> **Aim**
Print every record below exactly as written.

> **Supplied information**
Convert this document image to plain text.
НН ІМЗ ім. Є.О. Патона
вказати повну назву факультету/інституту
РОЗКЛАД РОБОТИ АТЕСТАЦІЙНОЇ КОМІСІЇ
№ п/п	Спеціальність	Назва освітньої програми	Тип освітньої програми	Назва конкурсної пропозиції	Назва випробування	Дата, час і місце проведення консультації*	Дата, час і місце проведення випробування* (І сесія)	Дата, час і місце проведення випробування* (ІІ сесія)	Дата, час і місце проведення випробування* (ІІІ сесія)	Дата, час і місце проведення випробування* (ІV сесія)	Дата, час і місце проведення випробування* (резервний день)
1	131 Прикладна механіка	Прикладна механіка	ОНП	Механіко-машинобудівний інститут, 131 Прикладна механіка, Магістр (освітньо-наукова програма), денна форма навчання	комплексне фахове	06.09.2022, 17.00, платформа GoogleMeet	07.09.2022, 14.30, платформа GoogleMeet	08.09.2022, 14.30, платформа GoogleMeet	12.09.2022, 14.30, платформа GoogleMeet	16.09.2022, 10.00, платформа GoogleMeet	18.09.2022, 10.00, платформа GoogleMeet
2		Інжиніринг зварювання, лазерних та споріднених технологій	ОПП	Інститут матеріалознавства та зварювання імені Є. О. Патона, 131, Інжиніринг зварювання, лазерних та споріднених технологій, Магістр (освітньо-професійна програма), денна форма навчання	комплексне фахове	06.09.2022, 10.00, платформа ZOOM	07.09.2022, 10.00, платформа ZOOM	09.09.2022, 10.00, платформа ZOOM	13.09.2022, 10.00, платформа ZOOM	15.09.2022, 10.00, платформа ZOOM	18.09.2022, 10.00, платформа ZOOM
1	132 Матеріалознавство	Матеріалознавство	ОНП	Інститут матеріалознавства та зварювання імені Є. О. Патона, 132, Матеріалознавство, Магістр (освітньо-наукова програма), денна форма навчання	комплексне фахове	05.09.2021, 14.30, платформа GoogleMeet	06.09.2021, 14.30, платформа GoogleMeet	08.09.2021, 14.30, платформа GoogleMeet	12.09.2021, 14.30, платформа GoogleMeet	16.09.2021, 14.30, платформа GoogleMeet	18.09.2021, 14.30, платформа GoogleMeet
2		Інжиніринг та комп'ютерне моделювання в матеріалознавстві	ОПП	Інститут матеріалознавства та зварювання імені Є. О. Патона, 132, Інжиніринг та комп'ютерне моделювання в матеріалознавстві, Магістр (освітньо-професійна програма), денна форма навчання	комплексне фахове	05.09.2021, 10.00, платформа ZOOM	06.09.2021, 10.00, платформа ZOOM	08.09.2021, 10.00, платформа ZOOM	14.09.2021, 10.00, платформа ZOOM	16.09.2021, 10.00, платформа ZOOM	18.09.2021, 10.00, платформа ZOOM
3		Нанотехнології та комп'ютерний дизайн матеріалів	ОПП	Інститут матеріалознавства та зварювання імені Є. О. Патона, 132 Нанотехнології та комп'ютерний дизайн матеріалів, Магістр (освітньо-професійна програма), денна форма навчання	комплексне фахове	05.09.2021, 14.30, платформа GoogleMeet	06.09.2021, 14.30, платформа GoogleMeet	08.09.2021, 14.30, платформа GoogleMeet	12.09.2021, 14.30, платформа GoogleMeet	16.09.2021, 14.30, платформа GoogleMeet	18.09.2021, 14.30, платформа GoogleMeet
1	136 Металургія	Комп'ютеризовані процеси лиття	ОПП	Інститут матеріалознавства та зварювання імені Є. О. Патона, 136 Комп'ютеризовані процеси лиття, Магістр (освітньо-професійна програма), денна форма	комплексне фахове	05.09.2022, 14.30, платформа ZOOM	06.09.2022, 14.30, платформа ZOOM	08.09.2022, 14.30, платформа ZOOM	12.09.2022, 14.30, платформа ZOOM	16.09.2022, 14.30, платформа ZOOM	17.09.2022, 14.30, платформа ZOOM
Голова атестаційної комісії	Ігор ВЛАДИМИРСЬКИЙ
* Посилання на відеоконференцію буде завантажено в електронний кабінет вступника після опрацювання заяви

> **Result**
Convert this document image to plain text.
НН ІМЗ ім. Є.О. Патона
вказати повну назву факультету/інституту
РОЗКЛАД РОБОТИ АТЕСТАЦІЙНОЇ КОМІСІЇ
№ п/п	Спеціальність	Назва освітньої програми	Тип освітньої програми	Назва конкурсної пропозиції	Назва випробування	Дата, час і місце проведення консультації*	Дата, час і місце проведення випробування* (І сесія)	Дата, час і місце проведення випробування* (ІІ сесія)	Дата, час і місце проведення випробування* (ІІІ сесія)	Дата, час і місце проведення випробування* (ІV сесія)	Дата, час і місце проведення випробування* (резервний день)
1	131 Прикладна механіка	Прикладна механіка	ОНП	Механіко-машинобудівний інститут, 131 Прикладна механіка, Магістр (освітньо-наукова програма), денна форма навчання	комплексне фахове	06.09.2022, 17.00, платформа GoogleMeet	07.09.2022, 14.30, платформа GoogleMeet	08.09.2022, 14.30, платформа GoogleMeet	12.09.2022, 14.30, платформа GoogleMeet	16.09.2022, 10.00, платформа GoogleMeet	18.09.2022, 10.00, платформа GoogleMeet
2		Інжиніринг зварювання, лазерних та споріднених технологій	ОПП	Інститут матеріалознавства та зварювання імені Є. О. Патона, 131, Інжиніринг зварювання, лазерних та споріднених технологій, Магістр (освітньо-професійна програма), денна форма навчання	комплексне фахове	06.09.2022, 10.00, платформа ZOOM	07.09.2022, 10.00, платформа ZOOM	09.09.2022, 10.00, платформа ZOOM	13.09.2022, 10.00, платформа ZOOM	15.09.2022, 10.00, платформа ZOOM	18.09.2022, 10.00, платформа ZOOM
1	132 Матеріалознавство	Матеріалознавство	ОНП	Інститут матеріалознавства та зварювання імені Є. О. Патона, 132, Матеріалознавство, Магістр (освітньо-наукова програма), денна форма навчання	комплексне фахове	05.09.2021, 14.30, платформа GoogleMeet	06.09.2021, 14.30, платформа GoogleMeet	08.09.2021, 14.30, платформа GoogleMeet	12.09.2021, 14.30, платформа GoogleMeet	16.09.2021, 14.30, платформа GoogleMeet	18.09.2021, 14.30, платформа GoogleMeet
2		Інжиніринг та комп'ютерне моделювання в матеріалознавстві	ОПП	Інститут матеріалознавства та зварювання імені Є. О. Патона, 132, Інжиніринг та комп'ютерне моделювання в матеріалознавстві, Магістр (освітньо-професійна програма), денна форма навчання	комплексне фахове	05.09.2021, 10.00, платформа ZOOM	06.09.2021, 10.00, платформа ZOOM	08.09.2021, 10.00, платформа ZOOM	14.09.2021, 10.00, платформа ZOOM	16.09.2021, 10.00, платформа ZOOM	18.09.2021, 10.00, платформа ZOOM
3		Нанотехнології та комп'ютерний дизайн матеріалів	ОПП	Інститут матеріалознавства та зварювання імені Є. О. Патона, 132 Нанотехнології та комп'ютерний дизайн матеріалів, Магістр (освітньо-професійна програма), денна форма навчання	комплексне фахове	05.09.2021, 14.30, платформа GoogleMeet	06.09.2021, 14.30, платформа GoogleMeet	08.09.2021, 14.30, платформа GoogleMeet	12.09.2021, 14.30, платформа GoogleMeet	16.09.2021, 14.30, платформа GoogleMeet	18.09.2021, 14.30, платформа GoogleMeet
1	136 Металургія	Комп'ютеризовані процеси лиття	ОПП	Інститут матеріалознавства та зварювання імені Є. О. Патона, 136 Комп'ютеризовані процеси лиття, Магістр (освітньо-професійна програма), денна форма	комплексне фахове	05.09.2022, 14.30, платформа ZOOM	06.09.2022, 14.30, платформа ZOOM	08.09.2022, 14.30, платформа ZOOM	12.09.2022, 14.30, платформа ZOOM	16.09.2022, 14.30, платформа ZOOM	17.09.2022, 14.30, платформа ZOOM
Голова атестаційної комісії	Ігор ВЛАДИМИРСЬКИЙ
* Посилання на відеоконференцію буде завантажено в електронний кабінет вступника після опрацювання заяви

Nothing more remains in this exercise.